> **RECORDED INFORMATION**:
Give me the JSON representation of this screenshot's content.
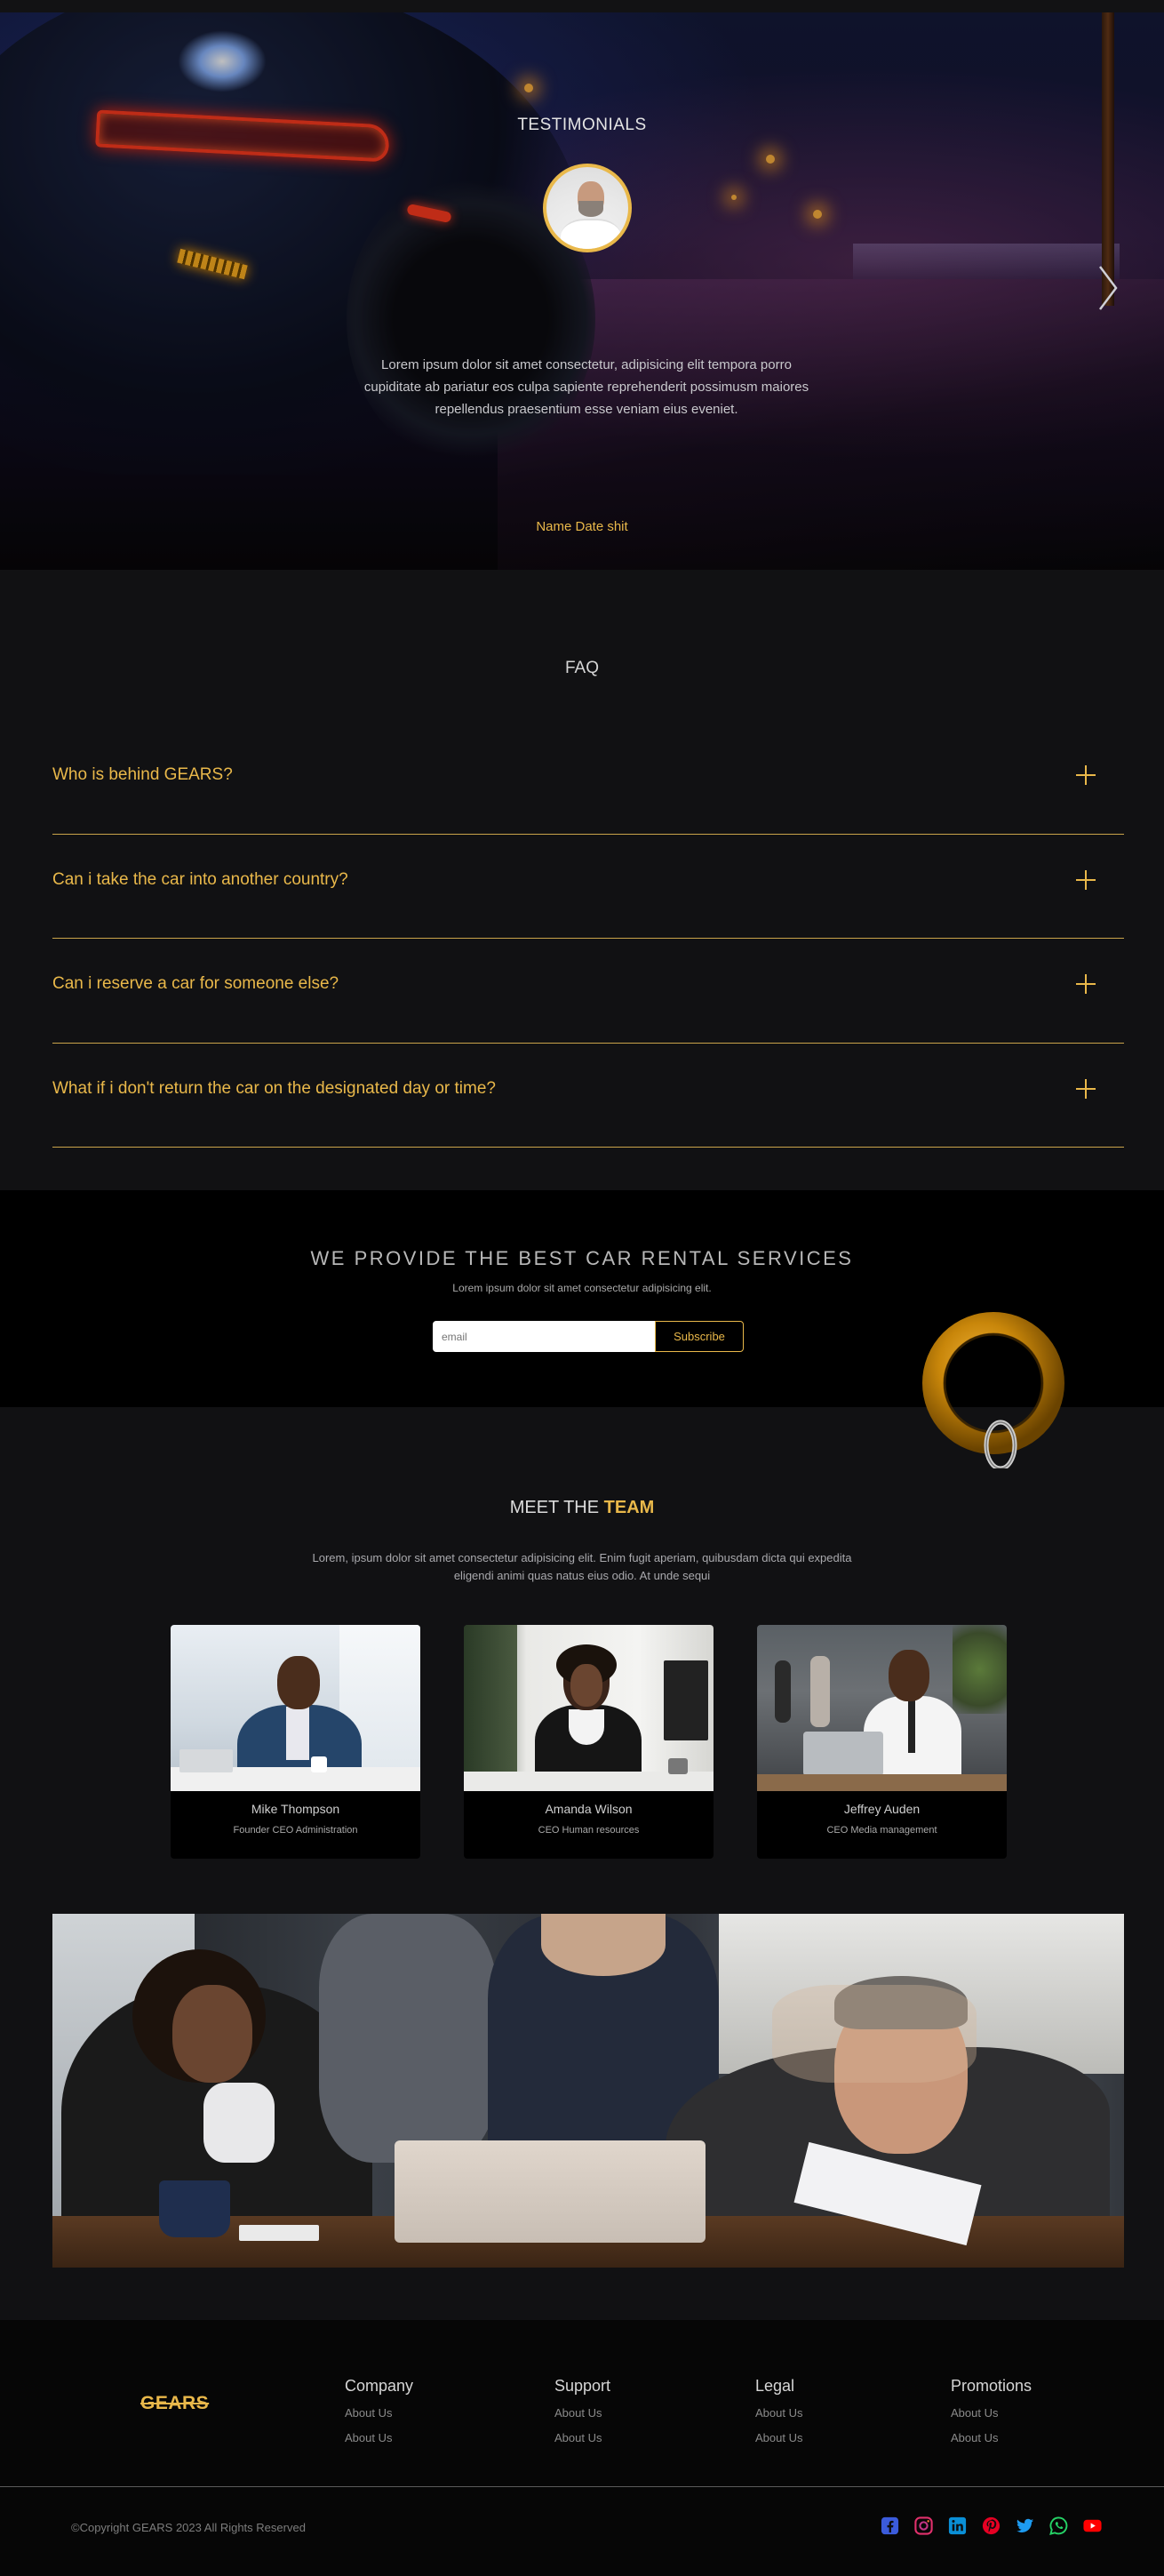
{
  "testimonials": {
    "title": "TESTIMONIALS",
    "quote": "Lorem ipsum dolor sit amet consectetur, adipisicing elit tempora porro cupiditate ab pariatur eos culpa sapiente reprehenderit possimusm maiores repellendus praesentium esse veniam eius eveniet.",
    "name": "Name Date shit"
  },
  "faq": {
    "title": "FAQ",
    "items": [
      {
        "question": "Who is behind GEARS?"
      },
      {
        "question": "Can i take the car into another country?"
      },
      {
        "question": "Can i reserve a car for someone else?"
      },
      {
        "question": "What if i don't return the car on the designated day or time?"
      }
    ]
  },
  "newsletter": {
    "title": "WE PROVIDE THE BEST CAR RENTAL SERVICES",
    "subtitle": "Lorem ipsum dolor sit amet consectetur adipisicing elit.",
    "email_placeholder": "email",
    "button_label": "Subscribe"
  },
  "team": {
    "title_prefix": "MEET THE",
    "title_highlight": "TEAM",
    "lead": "Lorem, ipsum dolor sit amet consectetur adipisicing elit. Enim fugit aperiam, quibusdam dicta qui expedita eligendi animi quas natus eius odio. At unde sequi",
    "members": [
      {
        "name": "Mike Thompson",
        "role": "Founder CEO Administration"
      },
      {
        "name": "Amanda Wilson",
        "role": "CEO Human resources"
      },
      {
        "name": "Jeffrey Auden",
        "role": "CEO Media management"
      }
    ]
  },
  "footer": {
    "brand": "GEARS",
    "columns": [
      {
        "title": "Company",
        "links": [
          "About Us",
          "About Us"
        ]
      },
      {
        "title": "Support",
        "links": [
          "About Us",
          "About Us"
        ]
      },
      {
        "title": "Legal",
        "links": [
          "About Us",
          "About Us"
        ]
      },
      {
        "title": "Promotions",
        "links": [
          "About Us",
          "About Us"
        ]
      }
    ],
    "copyright": "©Copyright GEARS 2023 All Rights Reserved",
    "socials": [
      "facebook-icon",
      "instagram-icon",
      "linkedin-icon",
      "pinterest-icon",
      "twitter-icon",
      "whatsapp-icon",
      "youtube-icon"
    ]
  },
  "colors": {
    "accent": "#e9b84a",
    "background": "#111113",
    "black": "#000000"
  }
}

> **PROBLEM TO SOLVE**: Take every line above carrying "question" and return it.

> **FINAL ANSWER**:
        "question": "Who is behind GEARS?"
        "question": "Can i take the car into another country?"
        "question": "Can i reserve a car for someone else?"
        "question": "What if i don't return the car on the designated day or time?"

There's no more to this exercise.